## BEGIN Extracted material
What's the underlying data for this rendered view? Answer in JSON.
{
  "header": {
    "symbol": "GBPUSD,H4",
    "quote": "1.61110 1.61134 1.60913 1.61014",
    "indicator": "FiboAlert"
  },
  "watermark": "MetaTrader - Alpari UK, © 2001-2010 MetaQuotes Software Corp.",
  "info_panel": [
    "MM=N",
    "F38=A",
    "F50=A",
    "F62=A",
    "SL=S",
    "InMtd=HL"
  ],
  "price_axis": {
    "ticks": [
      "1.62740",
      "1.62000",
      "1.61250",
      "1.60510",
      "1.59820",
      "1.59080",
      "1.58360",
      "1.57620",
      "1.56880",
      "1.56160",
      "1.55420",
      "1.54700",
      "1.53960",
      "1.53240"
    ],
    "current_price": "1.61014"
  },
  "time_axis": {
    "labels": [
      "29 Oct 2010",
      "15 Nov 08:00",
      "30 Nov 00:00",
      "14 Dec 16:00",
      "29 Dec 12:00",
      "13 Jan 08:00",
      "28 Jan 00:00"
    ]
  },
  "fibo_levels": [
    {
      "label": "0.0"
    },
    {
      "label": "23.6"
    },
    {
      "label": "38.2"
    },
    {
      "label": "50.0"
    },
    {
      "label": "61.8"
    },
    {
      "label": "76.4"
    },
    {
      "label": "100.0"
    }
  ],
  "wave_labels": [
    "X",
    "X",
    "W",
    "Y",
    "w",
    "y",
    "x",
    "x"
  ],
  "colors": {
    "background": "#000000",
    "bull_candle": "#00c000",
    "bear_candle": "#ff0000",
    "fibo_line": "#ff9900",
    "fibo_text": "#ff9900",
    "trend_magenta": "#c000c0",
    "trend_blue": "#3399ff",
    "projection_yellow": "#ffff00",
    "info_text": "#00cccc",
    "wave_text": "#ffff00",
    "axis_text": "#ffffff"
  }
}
## END Extracted material
Write the listing out again, exactly as shown above.

What's the underlying data for this rendered view? Answer in JSON.
{
  "header": {
    "symbol": "GBPUSD,H4",
    "quote": "1.61110 1.61134 1.60913 1.61014",
    "indicator": "FiboAlert"
  },
  "watermark": "MetaTrader - Alpari UK, © 2001-2010 MetaQuotes Software Corp.",
  "info_panel": [
    "MM=N",
    "F38=A",
    "F50=A",
    "F62=A",
    "SL=S",
    "InMtd=HL"
  ],
  "price_axis": {
    "ticks": [
      "1.62740",
      "1.62000",
      "1.61250",
      "1.60510",
      "1.59820",
      "1.59080",
      "1.58360",
      "1.57620",
      "1.56880",
      "1.56160",
      "1.55420",
      "1.54700",
      "1.53960",
      "1.53240"
    ],
    "current_price": "1.61014"
  },
  "time_axis": {
    "labels": [
      "29 Oct 2010",
      "15 Nov 08:00",
      "30 Nov 00:00",
      "14 Dec 16:00",
      "29 Dec 12:00",
      "13 Jan 08:00",
      "28 Jan 00:00"
    ]
  },
  "fibo_levels": [
    {
      "label": "0.0"
    },
    {
      "label": "23.6"
    },
    {
      "label": "38.2"
    },
    {
      "label": "50.0"
    },
    {
      "label": "61.8"
    },
    {
      "label": "76.4"
    },
    {
      "label": "100.0"
    }
  ],
  "wave_labels": [
    "X",
    "X",
    "W",
    "Y",
    "w",
    "y",
    "x",
    "x"
  ],
  "colors": {
    "background": "#000000",
    "bull_candle": "#00c000",
    "bear_candle": "#ff0000",
    "fibo_line": "#ff9900",
    "fibo_text": "#ff9900",
    "trend_magenta": "#c000c0",
    "trend_blue": "#3399ff",
    "projection_yellow": "#ffff00",
    "info_text": "#00cccc",
    "wave_text": "#ffff00",
    "axis_text": "#ffffff"
  }
}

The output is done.